Check every line below for the word "geen" and copy the ones that have it.

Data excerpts
=-=-=-=-=
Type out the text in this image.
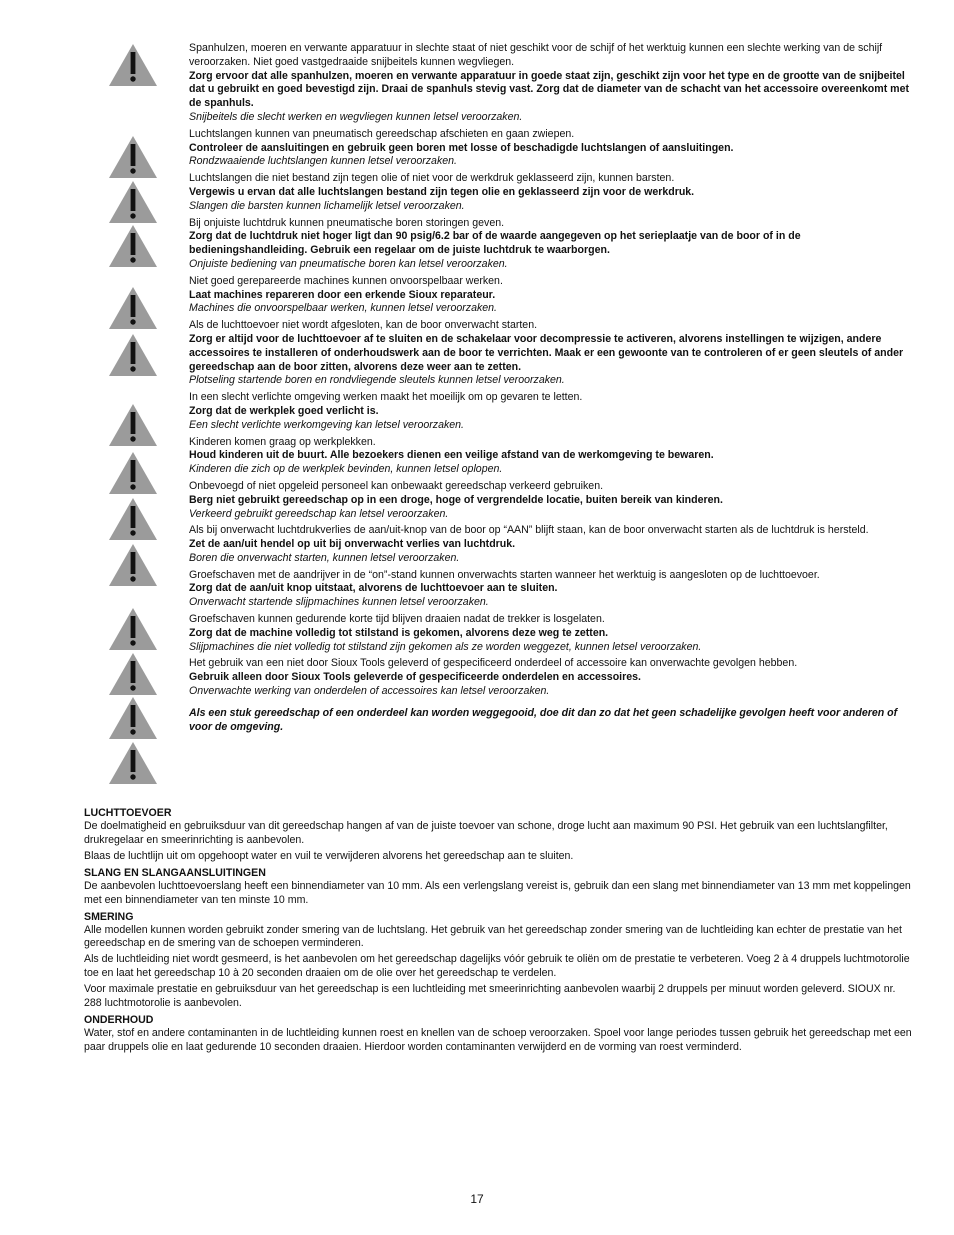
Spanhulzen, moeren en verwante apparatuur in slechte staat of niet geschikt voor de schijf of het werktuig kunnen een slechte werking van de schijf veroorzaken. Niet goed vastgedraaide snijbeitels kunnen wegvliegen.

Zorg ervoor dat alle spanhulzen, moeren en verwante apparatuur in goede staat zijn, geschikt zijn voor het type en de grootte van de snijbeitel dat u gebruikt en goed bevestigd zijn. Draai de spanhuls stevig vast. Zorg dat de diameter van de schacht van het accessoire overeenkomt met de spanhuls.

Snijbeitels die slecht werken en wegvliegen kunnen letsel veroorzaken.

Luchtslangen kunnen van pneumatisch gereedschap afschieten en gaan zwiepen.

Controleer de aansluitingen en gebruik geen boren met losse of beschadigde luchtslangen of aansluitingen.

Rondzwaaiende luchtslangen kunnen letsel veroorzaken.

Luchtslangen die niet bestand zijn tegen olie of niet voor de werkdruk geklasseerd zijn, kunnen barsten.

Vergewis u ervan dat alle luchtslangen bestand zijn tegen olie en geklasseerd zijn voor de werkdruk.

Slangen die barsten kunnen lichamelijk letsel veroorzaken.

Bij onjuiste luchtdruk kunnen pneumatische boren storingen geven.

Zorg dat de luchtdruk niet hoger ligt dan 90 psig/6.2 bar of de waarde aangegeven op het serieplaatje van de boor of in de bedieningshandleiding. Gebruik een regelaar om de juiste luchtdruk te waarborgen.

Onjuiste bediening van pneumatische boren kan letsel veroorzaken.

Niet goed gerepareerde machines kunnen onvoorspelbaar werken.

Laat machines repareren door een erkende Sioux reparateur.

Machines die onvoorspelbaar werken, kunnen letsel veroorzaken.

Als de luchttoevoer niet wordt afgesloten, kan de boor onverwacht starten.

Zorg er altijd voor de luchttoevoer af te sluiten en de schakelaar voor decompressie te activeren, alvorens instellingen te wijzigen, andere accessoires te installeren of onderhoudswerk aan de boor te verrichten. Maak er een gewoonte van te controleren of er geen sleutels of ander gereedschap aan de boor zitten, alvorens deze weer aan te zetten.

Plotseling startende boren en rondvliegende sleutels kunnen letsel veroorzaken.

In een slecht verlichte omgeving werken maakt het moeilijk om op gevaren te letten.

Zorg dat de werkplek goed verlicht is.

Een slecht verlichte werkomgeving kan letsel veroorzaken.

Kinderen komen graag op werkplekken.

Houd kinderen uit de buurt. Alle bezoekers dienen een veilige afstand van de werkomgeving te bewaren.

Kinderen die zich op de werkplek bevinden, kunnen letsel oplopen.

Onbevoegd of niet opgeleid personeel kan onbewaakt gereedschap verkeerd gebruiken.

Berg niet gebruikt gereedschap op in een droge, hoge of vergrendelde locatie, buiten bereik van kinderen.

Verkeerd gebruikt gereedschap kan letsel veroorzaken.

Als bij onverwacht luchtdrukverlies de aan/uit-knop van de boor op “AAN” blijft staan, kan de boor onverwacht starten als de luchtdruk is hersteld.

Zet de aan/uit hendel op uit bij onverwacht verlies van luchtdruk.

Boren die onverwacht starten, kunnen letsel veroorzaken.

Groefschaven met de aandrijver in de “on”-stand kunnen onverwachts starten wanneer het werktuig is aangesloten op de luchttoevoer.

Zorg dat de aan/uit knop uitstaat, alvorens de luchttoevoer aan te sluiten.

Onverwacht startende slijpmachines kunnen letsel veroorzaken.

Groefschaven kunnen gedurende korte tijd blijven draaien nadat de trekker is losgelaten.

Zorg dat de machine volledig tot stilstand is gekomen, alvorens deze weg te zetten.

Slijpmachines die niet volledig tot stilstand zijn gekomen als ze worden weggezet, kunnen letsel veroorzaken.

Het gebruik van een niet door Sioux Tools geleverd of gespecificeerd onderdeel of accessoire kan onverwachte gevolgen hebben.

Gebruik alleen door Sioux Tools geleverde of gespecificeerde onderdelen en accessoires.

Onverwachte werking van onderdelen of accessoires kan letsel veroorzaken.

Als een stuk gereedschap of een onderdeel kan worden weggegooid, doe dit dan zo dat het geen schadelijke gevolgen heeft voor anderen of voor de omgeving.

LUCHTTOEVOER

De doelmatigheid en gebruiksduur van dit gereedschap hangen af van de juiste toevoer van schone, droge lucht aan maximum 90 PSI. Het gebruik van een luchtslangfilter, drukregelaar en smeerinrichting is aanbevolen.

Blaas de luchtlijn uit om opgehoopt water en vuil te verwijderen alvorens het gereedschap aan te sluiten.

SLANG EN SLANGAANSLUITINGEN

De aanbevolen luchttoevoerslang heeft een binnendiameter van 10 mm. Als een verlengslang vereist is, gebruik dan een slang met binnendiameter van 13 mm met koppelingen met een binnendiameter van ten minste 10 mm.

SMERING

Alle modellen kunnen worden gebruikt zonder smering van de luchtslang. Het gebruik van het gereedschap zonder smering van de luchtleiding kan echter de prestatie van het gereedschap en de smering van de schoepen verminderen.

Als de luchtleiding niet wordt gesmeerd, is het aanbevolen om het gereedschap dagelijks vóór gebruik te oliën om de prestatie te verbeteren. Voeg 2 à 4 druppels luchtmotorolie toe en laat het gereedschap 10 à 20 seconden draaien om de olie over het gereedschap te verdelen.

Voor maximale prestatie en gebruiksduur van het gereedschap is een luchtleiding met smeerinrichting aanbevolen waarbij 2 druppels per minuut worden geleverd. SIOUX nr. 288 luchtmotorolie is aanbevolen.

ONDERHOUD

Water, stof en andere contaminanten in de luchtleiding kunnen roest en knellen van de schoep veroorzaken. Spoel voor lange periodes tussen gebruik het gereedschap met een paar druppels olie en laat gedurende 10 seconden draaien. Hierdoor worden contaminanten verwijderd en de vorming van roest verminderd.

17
=-=-=-=-=
> ANSWER TO THIS PROBLEM:
Controleer de aansluitingen en gebruik geen boren met losse of beschadigde luchtslangen of aansluitingen.
Zorg er altijd voor de luchttoevoer af te sluiten en de schakelaar voor decompressie te activeren, alvorens instellingen te wijzigen, andere accessoires te installeren of onderhoudswerk aan de boor te verrichten. Maak er een gewoonte van te controleren of er geen sleutels of ander gereedschap aan de boor zitten, alvorens deze weer aan te zetten.
Als een stuk gereedschap of een onderdeel kan worden weggegooid, doe dit dan zo dat het geen schadelijke gevolgen heeft voor anderen of voor de omgeving.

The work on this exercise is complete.